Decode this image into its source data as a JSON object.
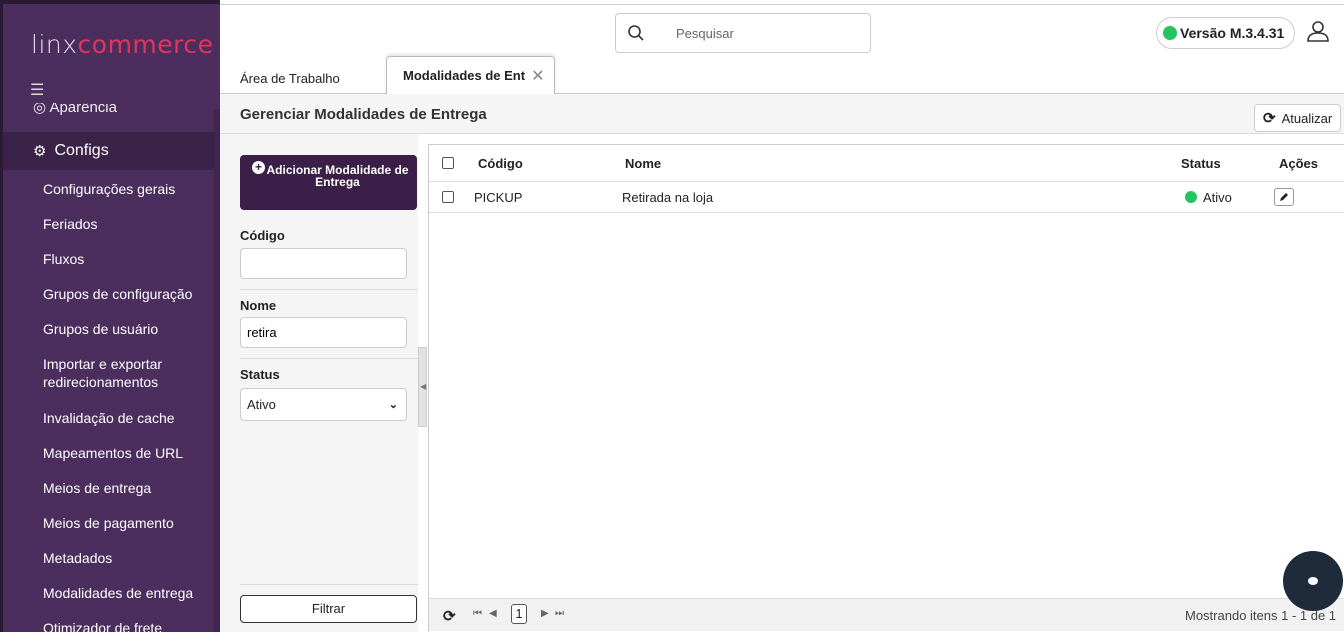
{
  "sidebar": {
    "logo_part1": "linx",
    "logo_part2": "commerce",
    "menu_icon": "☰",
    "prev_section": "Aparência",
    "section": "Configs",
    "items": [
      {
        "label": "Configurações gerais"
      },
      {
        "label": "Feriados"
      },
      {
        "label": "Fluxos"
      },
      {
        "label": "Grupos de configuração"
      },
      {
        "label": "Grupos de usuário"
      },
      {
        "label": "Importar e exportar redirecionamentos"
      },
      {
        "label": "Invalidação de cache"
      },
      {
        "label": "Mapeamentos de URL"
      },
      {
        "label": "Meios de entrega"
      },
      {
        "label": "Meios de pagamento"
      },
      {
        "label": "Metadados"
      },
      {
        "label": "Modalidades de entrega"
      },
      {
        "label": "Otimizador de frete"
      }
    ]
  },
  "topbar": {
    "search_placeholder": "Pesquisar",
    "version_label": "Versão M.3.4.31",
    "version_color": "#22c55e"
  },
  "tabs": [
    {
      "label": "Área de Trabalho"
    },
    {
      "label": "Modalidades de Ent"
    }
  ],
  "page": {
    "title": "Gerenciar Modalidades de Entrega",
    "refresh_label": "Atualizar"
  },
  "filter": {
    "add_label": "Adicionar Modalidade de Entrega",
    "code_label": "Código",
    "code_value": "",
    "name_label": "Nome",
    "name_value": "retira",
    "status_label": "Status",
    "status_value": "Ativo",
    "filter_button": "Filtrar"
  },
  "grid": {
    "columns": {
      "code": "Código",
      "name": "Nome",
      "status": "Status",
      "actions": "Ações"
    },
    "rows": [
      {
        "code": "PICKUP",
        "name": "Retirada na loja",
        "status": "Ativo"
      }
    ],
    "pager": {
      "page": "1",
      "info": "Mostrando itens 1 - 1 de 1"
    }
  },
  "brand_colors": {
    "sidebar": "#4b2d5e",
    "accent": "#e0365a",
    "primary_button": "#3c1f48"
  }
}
::::
Retype the listing exactly. Pictures do not belong in the copy.

Decode this image into its source data as a JSON object.
{
  "sidebar": {
    "logo_part1": "linx",
    "logo_part2": "commerce",
    "menu_icon": "☰",
    "prev_section": "Aparência",
    "section": "Configs",
    "items": [
      {
        "label": "Configurações gerais"
      },
      {
        "label": "Feriados"
      },
      {
        "label": "Fluxos"
      },
      {
        "label": "Grupos de configuração"
      },
      {
        "label": "Grupos de usuário"
      },
      {
        "label": "Importar e exportar redirecionamentos"
      },
      {
        "label": "Invalidação de cache"
      },
      {
        "label": "Mapeamentos de URL"
      },
      {
        "label": "Meios de entrega"
      },
      {
        "label": "Meios de pagamento"
      },
      {
        "label": "Metadados"
      },
      {
        "label": "Modalidades de entrega"
      },
      {
        "label": "Otimizador de frete"
      }
    ]
  },
  "topbar": {
    "search_placeholder": "Pesquisar",
    "version_label": "Versão M.3.4.31",
    "version_color": "#22c55e"
  },
  "tabs": [
    {
      "label": "Área de Trabalho"
    },
    {
      "label": "Modalidades de Ent"
    }
  ],
  "page": {
    "title": "Gerenciar Modalidades de Entrega",
    "refresh_label": "Atualizar"
  },
  "filter": {
    "add_label": "Adicionar Modalidade de Entrega",
    "code_label": "Código",
    "code_value": "",
    "name_label": "Nome",
    "name_value": "retira",
    "status_label": "Status",
    "status_value": "Ativo",
    "filter_button": "Filtrar"
  },
  "grid": {
    "columns": {
      "code": "Código",
      "name": "Nome",
      "status": "Status",
      "actions": "Ações"
    },
    "rows": [
      {
        "code": "PICKUP",
        "name": "Retirada na loja",
        "status": "Ativo"
      }
    ],
    "pager": {
      "page": "1",
      "info": "Mostrando itens 1 - 1 de 1"
    }
  },
  "brand_colors": {
    "sidebar": "#4b2d5e",
    "accent": "#e0365a",
    "primary_button": "#3c1f48"
  }
}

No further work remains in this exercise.